▸ **WHAT IS NEEDED**
The entries below should be output exactly as written.

-=-=-=-=-

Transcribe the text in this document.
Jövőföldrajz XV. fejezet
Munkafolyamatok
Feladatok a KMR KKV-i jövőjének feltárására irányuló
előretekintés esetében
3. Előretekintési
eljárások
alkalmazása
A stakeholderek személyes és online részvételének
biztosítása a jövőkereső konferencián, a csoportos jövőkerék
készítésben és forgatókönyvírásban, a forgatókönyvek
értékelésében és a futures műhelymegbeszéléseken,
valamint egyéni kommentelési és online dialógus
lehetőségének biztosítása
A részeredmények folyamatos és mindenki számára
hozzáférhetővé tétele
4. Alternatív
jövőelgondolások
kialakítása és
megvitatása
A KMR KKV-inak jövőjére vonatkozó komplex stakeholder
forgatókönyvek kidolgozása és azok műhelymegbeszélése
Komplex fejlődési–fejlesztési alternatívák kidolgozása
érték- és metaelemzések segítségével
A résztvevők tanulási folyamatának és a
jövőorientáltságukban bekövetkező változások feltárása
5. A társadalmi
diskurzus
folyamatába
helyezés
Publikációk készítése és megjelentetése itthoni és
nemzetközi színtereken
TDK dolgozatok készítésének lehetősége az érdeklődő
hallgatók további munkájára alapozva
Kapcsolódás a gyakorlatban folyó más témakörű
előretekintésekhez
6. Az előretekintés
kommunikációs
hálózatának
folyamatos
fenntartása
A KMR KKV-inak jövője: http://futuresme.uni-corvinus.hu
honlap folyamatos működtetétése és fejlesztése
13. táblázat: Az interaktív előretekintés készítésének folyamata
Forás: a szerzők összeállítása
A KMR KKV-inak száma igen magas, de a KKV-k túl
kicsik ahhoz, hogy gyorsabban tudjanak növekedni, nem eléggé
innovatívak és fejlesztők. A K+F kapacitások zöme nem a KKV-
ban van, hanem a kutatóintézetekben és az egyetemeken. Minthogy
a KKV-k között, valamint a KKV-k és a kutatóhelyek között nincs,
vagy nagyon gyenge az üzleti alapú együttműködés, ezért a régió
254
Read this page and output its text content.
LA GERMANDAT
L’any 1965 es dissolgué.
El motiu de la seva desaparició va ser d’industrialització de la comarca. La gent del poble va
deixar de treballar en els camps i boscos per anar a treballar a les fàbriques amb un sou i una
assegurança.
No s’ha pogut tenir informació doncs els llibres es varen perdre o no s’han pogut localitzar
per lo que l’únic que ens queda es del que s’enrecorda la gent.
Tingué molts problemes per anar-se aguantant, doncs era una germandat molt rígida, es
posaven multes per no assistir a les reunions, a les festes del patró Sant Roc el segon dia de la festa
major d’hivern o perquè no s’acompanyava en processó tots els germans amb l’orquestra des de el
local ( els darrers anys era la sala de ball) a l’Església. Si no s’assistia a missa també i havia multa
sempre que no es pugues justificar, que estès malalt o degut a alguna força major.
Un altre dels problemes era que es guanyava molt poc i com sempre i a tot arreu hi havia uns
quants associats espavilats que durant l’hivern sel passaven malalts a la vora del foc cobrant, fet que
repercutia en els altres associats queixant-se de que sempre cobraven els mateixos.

-=-=-=-=-

▸ **RESULT OF THE EXERCISE**
Transcribe the text in this document.
Jövőföldrajz XV. fejezet
Munkafolyamatok
Feladatok a KMR KKV-i jövőjének feltárására irányuló
előretekintés esetében
3. Előretekintési
eljárások
alkalmazása
A stakeholderek személyes és online részvételének
biztosítása a jövőkereső konferencián, a csoportos jövőkerék
készítésben és forgatókönyvírásban, a forgatókönyvek
értékelésében és a futures műhelymegbeszéléseken,
valamint egyéni kommentelési és online dialógus
lehetőségének biztosítása
A részeredmények folyamatos és mindenki számára
hozzáférhetővé tétele
4. Alternatív
jövőelgondolások
kialakítása és
megvitatása
A KMR KKV-inak jövőjére vonatkozó komplex stakeholder
forgatókönyvek kidolgozása és azok műhelymegbeszélése
Komplex fejlődési–fejlesztési alternatívák kidolgozása
érték- és metaelemzések segítségével
A résztvevők tanulási folyamatának és a
jövőorientáltságukban bekövetkező változások feltárása
5. A társadalmi
diskurzus
folyamatába
helyezés
Publikációk készítése és megjelentetése itthoni és
nemzetközi színtereken
TDK dolgozatok készítésének lehetősége az érdeklődő
hallgatók további munkájára alapozva
Kapcsolódás a gyakorlatban folyó más témakörű
előretekintésekhez
6. Az előretekintés
kommunikációs
hálózatának
folyamatos
fenntartása
A KMR KKV-inak jövője: http://futuresme.uni-corvinus.hu
honlap folyamatos működtetétése és fejlesztése
13. táblázat: Az interaktív előretekintés készítésének folyamata
Forás: a szerzők összeállítása
A KMR KKV-inak száma igen magas, de a KKV-k túl
kicsik ahhoz, hogy gyorsabban tudjanak növekedni, nem eléggé
innovatívak és fejlesztők. A K+F kapacitások zöme nem a KKV-
ban van, hanem a kutatóintézetekben és az egyetemeken. Minthogy
a KKV-k között, valamint a KKV-k és a kutatóhelyek között nincs,
vagy nagyon gyenge az üzleti alapú együttműködés, ezért a régió
254
Read this page and output its text content.
LA GERMANDAT
L’any 1965 es dissolgué.
El motiu de la seva desaparició va ser d’industrialització de la comarca. La gent del poble va
deixar de treballar en els camps i boscos per anar a treballar a les fàbriques amb un sou i una
assegurança.
No s’ha pogut tenir informació doncs els llibres es varen perdre o no s’han pogut localitzar
per lo que l’únic que ens queda es del que s’enrecorda la gent.
Tingué molts problemes per anar-se aguantant, doncs era una germandat molt rígida, es
posaven multes per no assistir a les reunions, a les festes del patró Sant Roc el segon dia de la festa
major d’hivern o perquè no s’acompanyava en processó tots els germans amb l’orquestra des de el
local ( els darrers anys era la sala de ball) a l’Església. Si no s’assistia a missa també i havia multa
sempre que no es pugues justificar, que estès malalt o degut a alguna força major.
Un altre dels problemes era que es guanyava molt poc i com sempre i a tot arreu hi havia uns
quants associats espavilats que durant l’hivern sel passaven malalts a la vora del foc cobrant, fet que
repercutia en els altres associats queixant-se de que sempre cobraven els mateixos.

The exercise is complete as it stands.